** Start of Exercise inputs **

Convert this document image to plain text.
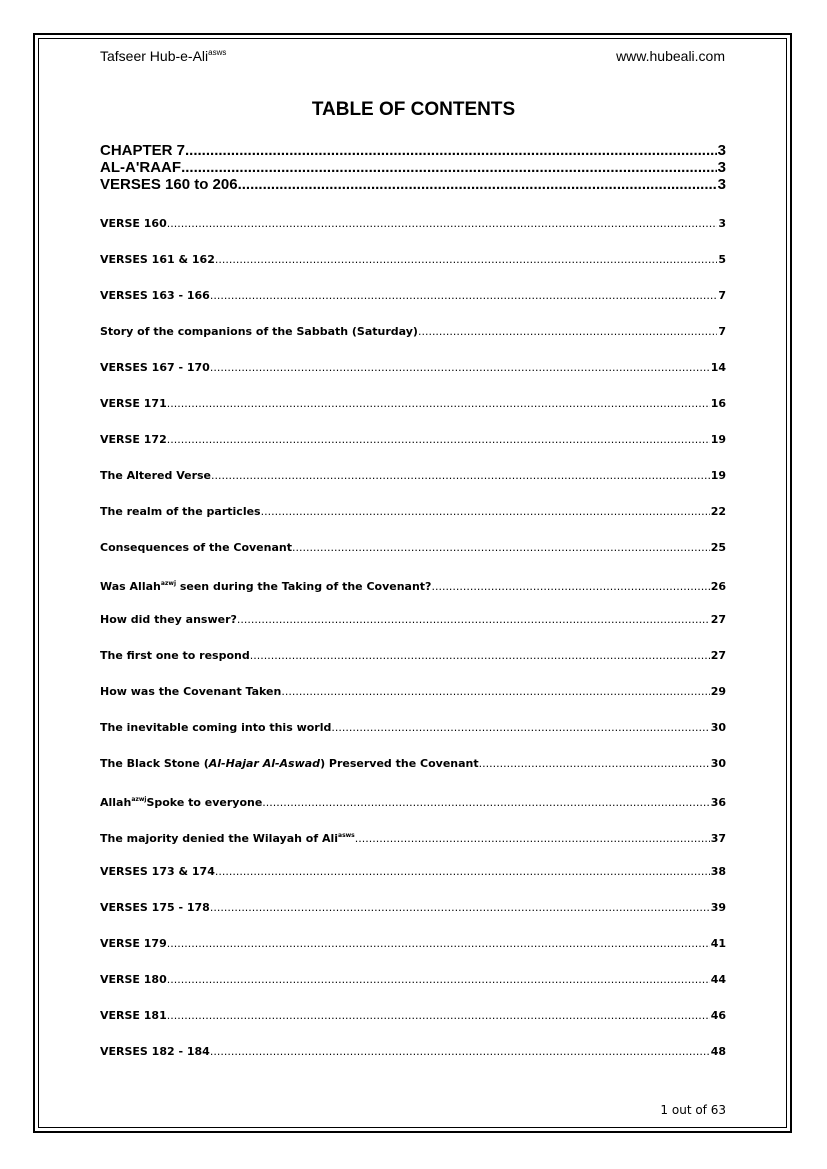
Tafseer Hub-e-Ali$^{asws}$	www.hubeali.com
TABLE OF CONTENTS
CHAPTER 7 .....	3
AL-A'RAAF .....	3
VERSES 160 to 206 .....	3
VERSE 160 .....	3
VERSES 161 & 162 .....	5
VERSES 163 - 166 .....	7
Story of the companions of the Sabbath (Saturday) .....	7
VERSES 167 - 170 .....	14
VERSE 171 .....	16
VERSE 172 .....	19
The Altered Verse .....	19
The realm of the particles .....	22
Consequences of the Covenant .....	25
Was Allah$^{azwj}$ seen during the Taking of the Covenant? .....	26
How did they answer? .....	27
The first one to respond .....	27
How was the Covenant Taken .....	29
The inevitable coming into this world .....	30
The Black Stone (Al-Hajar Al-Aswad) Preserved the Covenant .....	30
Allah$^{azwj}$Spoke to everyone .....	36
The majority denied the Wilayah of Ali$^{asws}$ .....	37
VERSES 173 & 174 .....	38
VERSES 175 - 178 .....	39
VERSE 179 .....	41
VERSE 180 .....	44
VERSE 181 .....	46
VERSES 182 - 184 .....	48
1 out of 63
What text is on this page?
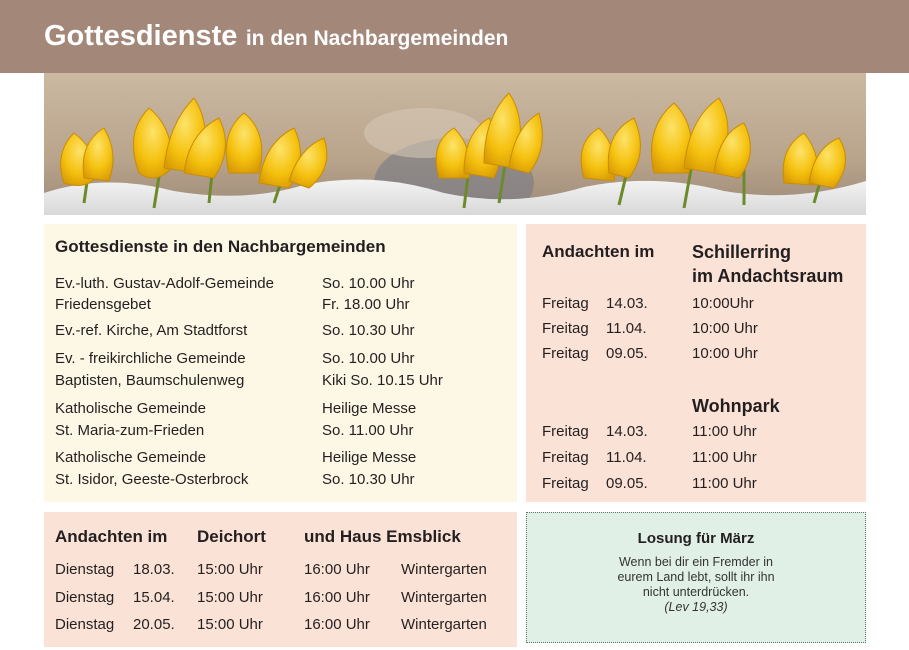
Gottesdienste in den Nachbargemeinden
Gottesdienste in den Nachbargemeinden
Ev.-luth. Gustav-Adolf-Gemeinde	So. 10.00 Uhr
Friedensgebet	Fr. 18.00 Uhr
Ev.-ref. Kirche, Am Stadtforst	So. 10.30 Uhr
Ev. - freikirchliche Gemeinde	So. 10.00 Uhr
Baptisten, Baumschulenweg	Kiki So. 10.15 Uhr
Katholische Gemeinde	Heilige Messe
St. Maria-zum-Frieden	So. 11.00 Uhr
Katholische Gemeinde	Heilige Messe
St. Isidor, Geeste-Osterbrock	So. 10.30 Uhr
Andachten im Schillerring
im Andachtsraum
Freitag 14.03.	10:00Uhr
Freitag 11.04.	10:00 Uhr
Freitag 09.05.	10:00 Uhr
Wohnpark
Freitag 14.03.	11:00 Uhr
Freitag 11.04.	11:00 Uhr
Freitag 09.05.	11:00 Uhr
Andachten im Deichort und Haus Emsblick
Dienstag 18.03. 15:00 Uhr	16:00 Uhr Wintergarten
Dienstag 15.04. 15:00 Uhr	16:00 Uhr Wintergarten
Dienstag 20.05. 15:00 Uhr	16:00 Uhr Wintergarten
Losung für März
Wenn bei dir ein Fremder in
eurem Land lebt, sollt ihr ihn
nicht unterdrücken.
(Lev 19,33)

** End of Exercise inputs **

**Task objective**
Isolate the lines above that contain the word "VERSES" and copy them.

**Result**
VERSES 160 to 206 .....	3
VERSES 161 & 162 .....	5
VERSES 163 - 166 .....	7
VERSES 167 - 170 .....	14
VERSES 173 & 174 .....	38
VERSES 175 - 178 .....	39
VERSES 182 - 184 .....	48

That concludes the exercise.